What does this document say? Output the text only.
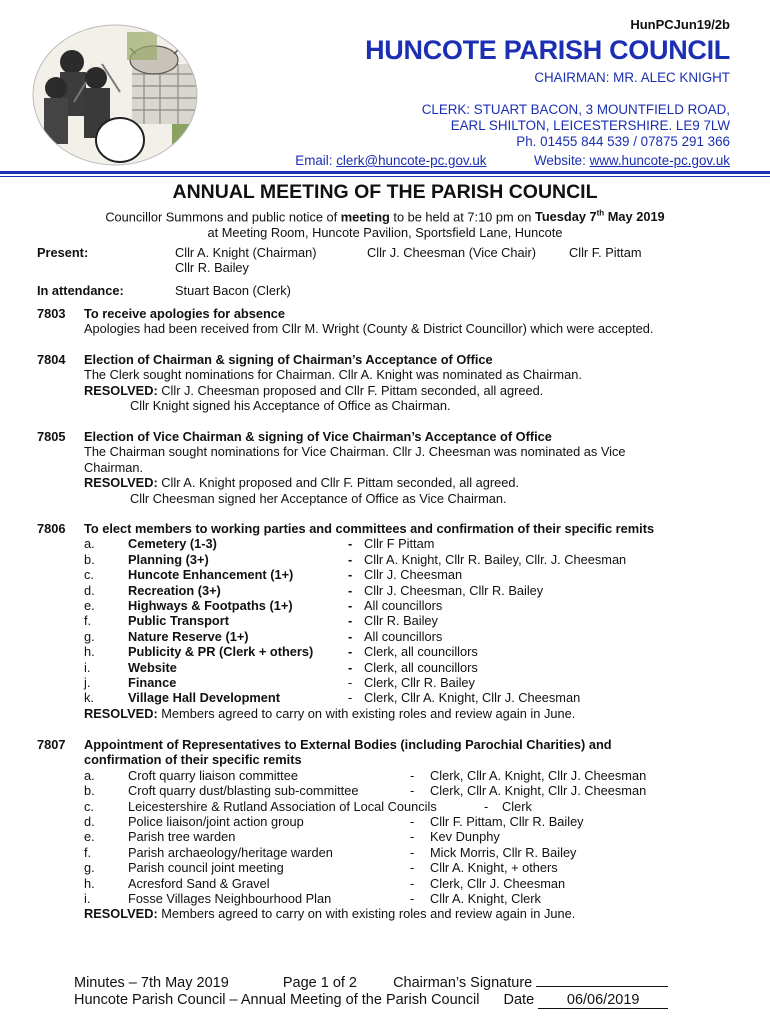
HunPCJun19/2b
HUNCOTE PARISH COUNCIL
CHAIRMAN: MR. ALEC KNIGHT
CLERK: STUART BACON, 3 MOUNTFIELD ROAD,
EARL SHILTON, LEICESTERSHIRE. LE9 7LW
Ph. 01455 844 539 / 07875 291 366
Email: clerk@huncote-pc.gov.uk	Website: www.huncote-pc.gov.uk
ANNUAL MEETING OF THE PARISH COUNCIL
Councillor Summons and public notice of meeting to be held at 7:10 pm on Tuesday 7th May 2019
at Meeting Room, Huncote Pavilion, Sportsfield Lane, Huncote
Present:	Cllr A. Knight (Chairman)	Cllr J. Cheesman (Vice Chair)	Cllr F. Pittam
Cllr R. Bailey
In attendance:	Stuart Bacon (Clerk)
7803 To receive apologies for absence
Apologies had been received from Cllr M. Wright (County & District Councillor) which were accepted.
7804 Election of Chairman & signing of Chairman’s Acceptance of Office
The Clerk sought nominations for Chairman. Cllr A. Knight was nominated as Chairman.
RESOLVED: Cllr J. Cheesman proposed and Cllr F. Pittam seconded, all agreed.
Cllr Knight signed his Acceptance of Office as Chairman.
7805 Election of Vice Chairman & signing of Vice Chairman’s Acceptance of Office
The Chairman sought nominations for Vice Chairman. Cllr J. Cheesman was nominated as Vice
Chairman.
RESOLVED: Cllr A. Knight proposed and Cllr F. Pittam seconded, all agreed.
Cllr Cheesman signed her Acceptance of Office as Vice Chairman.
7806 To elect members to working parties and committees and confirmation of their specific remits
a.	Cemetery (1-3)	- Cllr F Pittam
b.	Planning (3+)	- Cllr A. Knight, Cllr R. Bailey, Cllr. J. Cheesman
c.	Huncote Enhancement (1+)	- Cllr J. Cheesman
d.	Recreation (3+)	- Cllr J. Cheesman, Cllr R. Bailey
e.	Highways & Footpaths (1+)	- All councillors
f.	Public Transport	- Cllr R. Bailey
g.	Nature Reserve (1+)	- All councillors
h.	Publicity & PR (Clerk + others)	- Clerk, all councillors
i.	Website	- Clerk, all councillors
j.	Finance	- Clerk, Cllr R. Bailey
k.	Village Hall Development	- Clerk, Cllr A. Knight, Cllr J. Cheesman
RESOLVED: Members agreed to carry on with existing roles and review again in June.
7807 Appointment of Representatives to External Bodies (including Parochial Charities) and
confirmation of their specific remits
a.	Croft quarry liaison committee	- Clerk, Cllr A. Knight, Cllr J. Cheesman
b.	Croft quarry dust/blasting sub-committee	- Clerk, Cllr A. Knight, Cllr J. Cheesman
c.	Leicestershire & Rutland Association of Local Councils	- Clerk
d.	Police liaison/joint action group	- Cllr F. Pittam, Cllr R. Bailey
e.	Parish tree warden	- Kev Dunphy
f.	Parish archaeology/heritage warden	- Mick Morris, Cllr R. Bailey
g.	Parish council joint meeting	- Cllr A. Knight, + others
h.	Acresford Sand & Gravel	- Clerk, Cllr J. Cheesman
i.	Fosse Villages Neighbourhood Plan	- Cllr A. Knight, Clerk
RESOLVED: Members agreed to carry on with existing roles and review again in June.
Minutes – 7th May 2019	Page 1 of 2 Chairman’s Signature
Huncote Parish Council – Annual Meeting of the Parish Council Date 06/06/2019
---
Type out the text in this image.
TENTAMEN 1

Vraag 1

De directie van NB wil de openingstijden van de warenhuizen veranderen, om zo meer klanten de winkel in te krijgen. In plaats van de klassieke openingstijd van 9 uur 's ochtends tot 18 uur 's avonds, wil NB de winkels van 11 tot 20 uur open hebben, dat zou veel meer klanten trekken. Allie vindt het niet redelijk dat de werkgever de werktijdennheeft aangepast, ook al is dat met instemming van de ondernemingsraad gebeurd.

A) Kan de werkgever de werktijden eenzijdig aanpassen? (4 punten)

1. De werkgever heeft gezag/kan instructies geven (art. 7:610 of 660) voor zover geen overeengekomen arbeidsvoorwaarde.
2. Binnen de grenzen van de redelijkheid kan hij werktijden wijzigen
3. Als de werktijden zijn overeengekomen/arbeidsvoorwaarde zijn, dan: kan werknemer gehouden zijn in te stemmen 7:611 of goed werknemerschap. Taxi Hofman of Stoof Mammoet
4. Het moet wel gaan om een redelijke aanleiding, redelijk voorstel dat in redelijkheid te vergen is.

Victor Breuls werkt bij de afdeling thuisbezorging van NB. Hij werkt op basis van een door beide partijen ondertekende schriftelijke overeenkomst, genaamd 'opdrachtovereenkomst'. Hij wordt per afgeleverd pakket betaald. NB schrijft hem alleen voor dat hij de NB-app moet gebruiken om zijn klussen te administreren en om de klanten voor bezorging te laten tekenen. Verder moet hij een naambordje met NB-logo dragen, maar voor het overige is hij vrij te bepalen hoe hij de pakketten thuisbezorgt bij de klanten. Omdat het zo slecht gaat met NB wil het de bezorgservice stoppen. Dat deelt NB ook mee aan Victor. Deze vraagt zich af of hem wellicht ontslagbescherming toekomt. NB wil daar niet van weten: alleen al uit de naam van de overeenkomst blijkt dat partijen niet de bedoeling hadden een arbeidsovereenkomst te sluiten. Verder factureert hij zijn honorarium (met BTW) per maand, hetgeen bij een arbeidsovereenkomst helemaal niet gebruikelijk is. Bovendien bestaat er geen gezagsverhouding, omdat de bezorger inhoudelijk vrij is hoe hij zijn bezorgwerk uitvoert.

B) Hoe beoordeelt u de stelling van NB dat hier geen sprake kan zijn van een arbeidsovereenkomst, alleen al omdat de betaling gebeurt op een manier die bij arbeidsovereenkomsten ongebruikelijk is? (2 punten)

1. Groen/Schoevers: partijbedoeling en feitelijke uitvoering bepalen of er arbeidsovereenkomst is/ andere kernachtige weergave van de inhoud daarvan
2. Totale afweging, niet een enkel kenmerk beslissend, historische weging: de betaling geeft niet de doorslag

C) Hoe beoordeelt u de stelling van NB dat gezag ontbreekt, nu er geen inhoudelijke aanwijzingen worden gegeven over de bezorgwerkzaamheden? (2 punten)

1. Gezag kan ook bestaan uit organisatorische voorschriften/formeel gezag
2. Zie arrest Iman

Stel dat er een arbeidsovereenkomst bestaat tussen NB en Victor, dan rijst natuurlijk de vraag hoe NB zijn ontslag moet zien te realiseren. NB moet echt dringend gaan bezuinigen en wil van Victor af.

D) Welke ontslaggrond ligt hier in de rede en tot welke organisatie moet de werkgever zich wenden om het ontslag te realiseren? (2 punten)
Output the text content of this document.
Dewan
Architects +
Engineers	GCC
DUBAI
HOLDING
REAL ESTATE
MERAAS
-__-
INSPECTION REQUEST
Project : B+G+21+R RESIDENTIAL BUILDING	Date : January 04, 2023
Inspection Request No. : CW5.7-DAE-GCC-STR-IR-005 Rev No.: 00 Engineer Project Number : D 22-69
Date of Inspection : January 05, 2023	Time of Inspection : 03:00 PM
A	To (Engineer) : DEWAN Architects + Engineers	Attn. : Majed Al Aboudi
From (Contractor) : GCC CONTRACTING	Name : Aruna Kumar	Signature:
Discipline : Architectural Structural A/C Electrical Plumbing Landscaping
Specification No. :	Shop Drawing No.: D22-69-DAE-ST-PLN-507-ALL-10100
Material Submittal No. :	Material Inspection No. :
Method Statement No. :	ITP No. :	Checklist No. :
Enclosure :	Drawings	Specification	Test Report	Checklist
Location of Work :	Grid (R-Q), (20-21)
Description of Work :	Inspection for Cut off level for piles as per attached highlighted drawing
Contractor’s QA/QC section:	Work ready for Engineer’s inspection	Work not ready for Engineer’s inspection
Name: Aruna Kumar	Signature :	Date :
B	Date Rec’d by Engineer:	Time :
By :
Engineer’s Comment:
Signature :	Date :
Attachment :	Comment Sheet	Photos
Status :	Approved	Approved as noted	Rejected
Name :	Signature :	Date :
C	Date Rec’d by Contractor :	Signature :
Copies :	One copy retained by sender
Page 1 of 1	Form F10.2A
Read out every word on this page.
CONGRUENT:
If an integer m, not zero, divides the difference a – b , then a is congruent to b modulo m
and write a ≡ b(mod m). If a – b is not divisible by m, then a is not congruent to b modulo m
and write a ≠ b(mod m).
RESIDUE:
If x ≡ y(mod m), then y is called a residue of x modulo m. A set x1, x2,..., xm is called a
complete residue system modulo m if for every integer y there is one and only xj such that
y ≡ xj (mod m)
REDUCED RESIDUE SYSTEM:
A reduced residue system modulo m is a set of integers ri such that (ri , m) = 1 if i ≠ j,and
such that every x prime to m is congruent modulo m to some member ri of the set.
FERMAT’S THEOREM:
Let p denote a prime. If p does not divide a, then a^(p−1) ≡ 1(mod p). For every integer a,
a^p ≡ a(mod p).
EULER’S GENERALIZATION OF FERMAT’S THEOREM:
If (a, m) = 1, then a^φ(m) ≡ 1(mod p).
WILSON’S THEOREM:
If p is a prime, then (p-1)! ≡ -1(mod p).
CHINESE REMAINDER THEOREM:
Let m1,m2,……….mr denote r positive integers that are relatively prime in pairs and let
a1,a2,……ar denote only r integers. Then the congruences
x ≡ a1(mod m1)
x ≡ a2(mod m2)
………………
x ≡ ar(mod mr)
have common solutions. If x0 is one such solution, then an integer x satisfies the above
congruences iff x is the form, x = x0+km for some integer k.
...
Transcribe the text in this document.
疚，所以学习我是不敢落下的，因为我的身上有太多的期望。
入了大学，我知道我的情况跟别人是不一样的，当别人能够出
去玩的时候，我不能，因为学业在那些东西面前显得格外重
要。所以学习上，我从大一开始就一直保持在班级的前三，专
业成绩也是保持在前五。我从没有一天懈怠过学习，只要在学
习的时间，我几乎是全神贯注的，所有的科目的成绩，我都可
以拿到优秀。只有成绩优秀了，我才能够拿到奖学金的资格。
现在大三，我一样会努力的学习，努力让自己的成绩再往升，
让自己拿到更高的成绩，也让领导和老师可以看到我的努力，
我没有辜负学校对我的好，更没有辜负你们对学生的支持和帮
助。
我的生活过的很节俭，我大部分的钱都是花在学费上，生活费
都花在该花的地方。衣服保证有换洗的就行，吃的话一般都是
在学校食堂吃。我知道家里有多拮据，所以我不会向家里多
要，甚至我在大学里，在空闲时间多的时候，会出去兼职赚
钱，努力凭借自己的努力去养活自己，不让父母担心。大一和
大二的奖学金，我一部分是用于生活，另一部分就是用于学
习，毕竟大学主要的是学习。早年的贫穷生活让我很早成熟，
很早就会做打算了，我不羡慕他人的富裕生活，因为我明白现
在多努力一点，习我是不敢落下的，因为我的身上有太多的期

# Task goal:
Using the records above, copy every line that has the word "some" in it.

# Answer below:
such that every x prime to m is congruent modulo m to some member ri of the set.
congruences iff x is the form, x = x0+km for some integer k.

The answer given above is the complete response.